=== GIVEN EXERCISE ===
In the entries that follow, how many lines contain the word "this"? Answer with the number only.

=== RECORDED DATA ===
· · · · · · ·

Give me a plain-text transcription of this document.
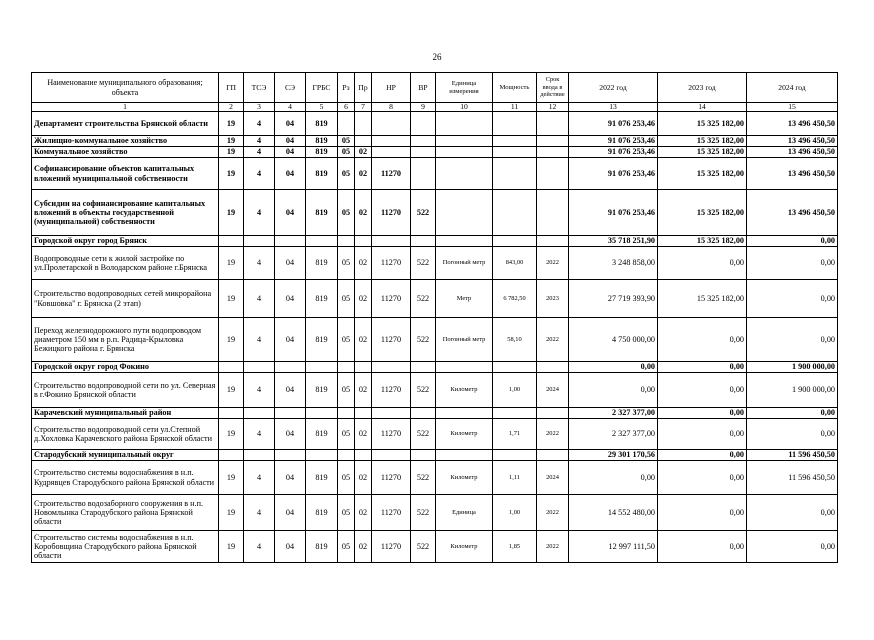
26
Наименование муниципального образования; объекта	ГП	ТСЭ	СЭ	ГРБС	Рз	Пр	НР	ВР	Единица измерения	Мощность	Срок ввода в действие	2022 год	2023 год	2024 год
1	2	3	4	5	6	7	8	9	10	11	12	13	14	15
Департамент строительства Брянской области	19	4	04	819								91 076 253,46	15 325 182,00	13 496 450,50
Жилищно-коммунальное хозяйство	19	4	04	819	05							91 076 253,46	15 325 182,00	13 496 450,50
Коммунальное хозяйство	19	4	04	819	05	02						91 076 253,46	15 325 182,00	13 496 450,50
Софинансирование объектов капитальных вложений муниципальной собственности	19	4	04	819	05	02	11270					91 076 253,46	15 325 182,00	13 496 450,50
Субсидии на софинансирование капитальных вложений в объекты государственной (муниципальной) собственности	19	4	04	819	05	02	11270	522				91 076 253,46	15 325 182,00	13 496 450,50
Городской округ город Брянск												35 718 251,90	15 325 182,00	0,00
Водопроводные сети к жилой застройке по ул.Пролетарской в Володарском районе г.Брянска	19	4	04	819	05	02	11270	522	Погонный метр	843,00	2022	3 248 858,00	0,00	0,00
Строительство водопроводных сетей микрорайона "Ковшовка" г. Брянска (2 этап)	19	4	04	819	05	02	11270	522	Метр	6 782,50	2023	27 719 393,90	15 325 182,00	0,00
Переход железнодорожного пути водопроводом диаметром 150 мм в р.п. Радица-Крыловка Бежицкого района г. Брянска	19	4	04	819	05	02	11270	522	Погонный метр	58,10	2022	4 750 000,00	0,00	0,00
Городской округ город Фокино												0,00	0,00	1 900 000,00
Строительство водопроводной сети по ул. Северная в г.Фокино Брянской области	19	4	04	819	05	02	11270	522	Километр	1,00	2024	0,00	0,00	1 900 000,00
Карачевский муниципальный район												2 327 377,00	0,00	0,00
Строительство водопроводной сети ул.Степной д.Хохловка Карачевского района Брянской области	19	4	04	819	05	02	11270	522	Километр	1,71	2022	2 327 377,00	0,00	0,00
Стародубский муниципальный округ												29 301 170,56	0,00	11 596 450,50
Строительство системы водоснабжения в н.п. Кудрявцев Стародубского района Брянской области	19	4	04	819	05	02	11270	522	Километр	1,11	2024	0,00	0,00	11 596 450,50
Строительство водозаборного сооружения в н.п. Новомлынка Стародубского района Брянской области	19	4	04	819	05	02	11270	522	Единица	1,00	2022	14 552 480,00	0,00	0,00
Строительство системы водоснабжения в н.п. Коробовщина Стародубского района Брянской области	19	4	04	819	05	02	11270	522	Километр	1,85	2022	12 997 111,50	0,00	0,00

· · · · · · ·

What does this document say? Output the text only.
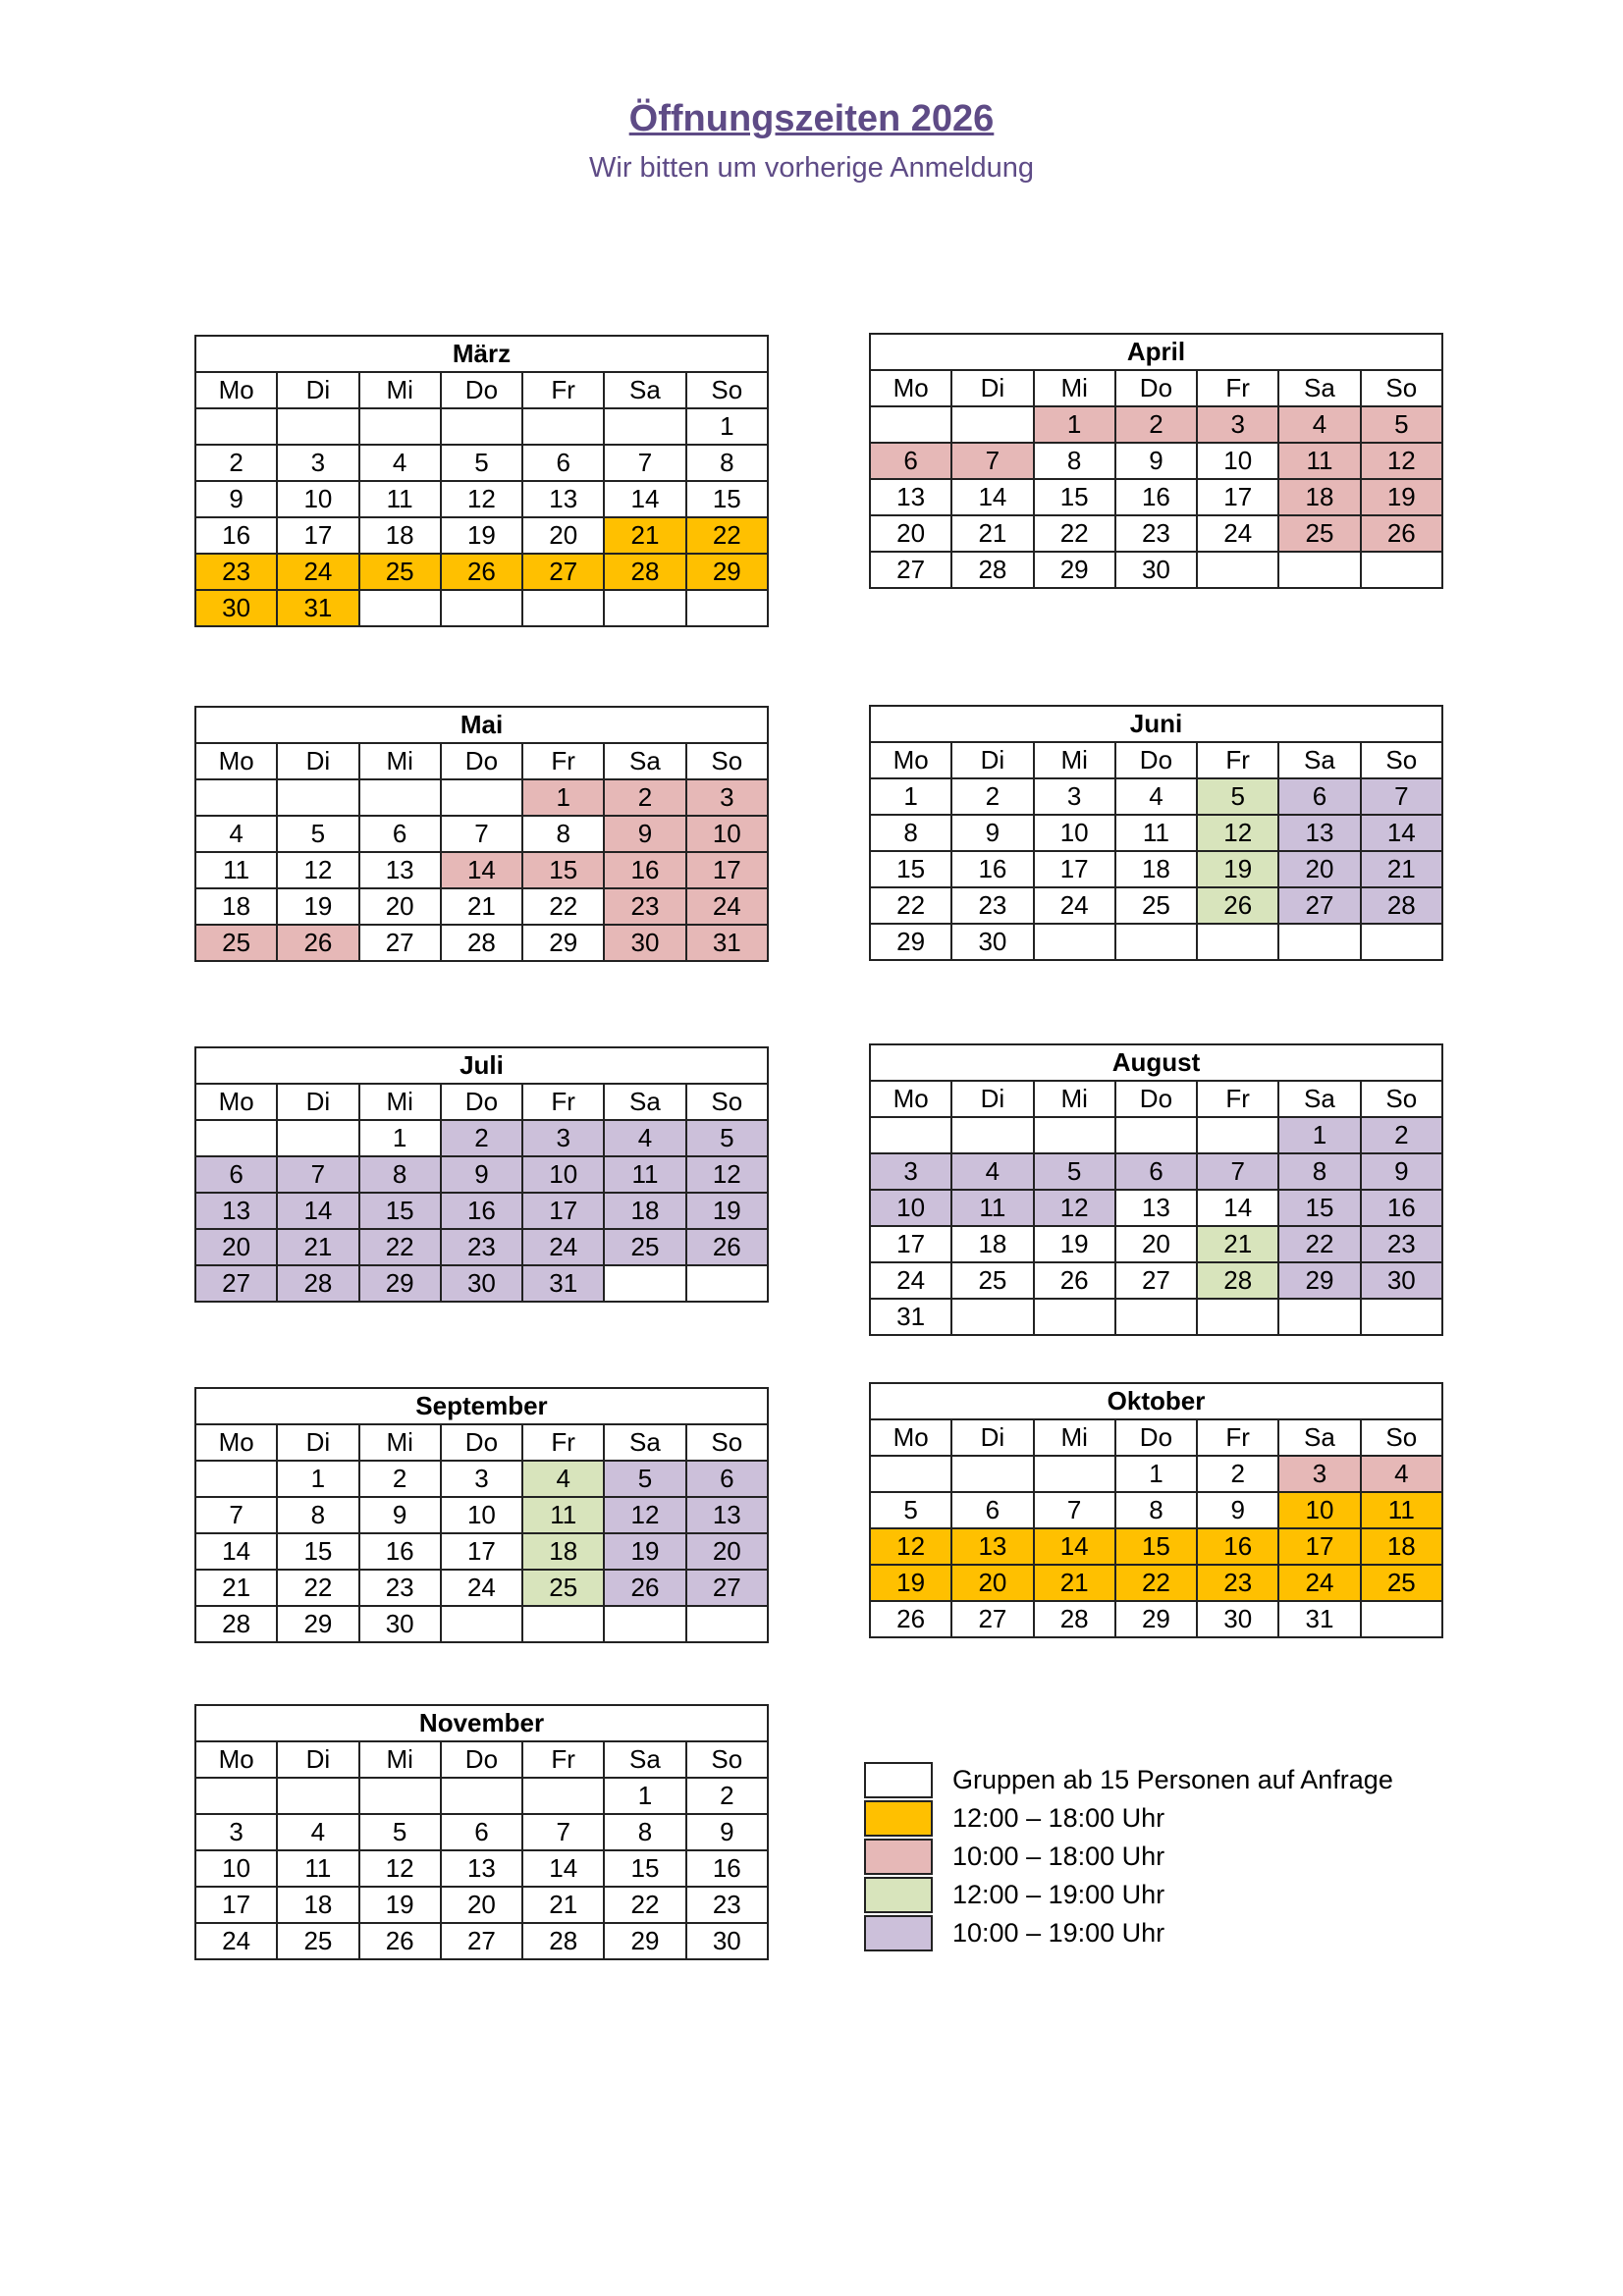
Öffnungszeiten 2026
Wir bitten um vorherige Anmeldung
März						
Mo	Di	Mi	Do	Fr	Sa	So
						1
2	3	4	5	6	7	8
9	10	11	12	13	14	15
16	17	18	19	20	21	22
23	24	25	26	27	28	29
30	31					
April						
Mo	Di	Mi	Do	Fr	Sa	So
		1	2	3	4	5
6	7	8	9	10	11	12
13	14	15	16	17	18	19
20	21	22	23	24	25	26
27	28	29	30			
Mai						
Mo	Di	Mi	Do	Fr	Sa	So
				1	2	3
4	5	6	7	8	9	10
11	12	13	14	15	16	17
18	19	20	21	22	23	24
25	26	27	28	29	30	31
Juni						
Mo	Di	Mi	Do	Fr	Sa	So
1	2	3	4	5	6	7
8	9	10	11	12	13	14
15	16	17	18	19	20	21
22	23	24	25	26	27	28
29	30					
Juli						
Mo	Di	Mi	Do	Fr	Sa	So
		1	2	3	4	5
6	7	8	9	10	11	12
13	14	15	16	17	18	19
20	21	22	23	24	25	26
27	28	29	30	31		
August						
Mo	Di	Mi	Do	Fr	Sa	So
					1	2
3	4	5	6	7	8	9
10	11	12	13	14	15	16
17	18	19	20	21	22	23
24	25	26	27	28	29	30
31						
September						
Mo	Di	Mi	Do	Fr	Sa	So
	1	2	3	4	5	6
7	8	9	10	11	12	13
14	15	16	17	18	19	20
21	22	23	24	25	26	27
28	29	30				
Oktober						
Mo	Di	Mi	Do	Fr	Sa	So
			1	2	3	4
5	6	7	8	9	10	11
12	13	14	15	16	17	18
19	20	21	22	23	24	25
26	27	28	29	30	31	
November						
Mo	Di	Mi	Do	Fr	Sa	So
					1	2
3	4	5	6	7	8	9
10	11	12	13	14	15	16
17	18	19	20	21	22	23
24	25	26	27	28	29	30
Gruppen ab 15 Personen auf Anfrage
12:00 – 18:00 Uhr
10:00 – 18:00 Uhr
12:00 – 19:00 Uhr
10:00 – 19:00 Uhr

· · · · · · ·

=== TASK RESPONSE ===
2